WHAT TO PRODUCE: Reproduce verbatim the lines of the entries starting at the line containing "Identify all the" and ending at the line containing "- y-tick-label: 8: [34, 113, 40, 125]", both included.

DATA TO USE:
_ _ _ _ _ _ _

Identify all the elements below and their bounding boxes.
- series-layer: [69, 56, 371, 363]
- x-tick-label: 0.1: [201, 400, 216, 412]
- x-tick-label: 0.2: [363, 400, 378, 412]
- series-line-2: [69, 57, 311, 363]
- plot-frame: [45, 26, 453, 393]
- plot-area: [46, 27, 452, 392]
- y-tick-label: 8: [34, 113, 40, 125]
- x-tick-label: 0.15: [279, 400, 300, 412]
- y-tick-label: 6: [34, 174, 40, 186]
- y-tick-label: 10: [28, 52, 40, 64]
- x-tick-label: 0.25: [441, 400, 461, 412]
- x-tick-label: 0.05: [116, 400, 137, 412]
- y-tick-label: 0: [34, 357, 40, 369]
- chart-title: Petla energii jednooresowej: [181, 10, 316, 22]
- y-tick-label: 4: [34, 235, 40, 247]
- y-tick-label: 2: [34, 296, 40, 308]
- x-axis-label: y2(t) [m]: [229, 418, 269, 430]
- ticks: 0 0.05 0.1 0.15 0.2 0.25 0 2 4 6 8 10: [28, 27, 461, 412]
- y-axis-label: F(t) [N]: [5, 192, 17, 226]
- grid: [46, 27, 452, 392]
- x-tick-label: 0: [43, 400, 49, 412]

_ _ _ _ _ _ _

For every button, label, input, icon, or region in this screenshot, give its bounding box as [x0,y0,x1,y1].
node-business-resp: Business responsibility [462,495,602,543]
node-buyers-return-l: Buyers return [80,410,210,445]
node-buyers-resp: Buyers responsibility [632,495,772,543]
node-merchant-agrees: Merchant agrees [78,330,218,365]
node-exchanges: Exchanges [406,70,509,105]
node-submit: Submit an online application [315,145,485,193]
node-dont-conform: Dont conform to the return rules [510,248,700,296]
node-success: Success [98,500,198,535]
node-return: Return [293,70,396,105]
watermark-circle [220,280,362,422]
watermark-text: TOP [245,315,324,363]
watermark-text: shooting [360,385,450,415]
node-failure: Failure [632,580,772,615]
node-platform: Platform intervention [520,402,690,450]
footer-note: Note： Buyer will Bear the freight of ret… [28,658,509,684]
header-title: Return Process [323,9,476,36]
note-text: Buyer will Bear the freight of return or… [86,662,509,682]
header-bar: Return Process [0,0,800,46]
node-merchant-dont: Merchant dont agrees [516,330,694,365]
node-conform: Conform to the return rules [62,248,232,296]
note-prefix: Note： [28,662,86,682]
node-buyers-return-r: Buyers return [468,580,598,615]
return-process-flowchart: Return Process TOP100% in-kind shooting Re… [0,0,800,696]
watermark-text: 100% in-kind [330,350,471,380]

_ _ _ _ _ _ _

WRITTEN RESPONSE:
Identify all the elements below and their bounding boxes.
- series-layer: [69, 56, 371, 363]
- x-tick-label: 0.1: [201, 400, 216, 412]
- x-tick-label: 0.2: [363, 400, 378, 412]
- series-line-2: [69, 57, 311, 363]
- plot-frame: [45, 26, 453, 393]
- plot-area: [46, 27, 452, 392]
- y-tick-label: 8: [34, 113, 40, 125]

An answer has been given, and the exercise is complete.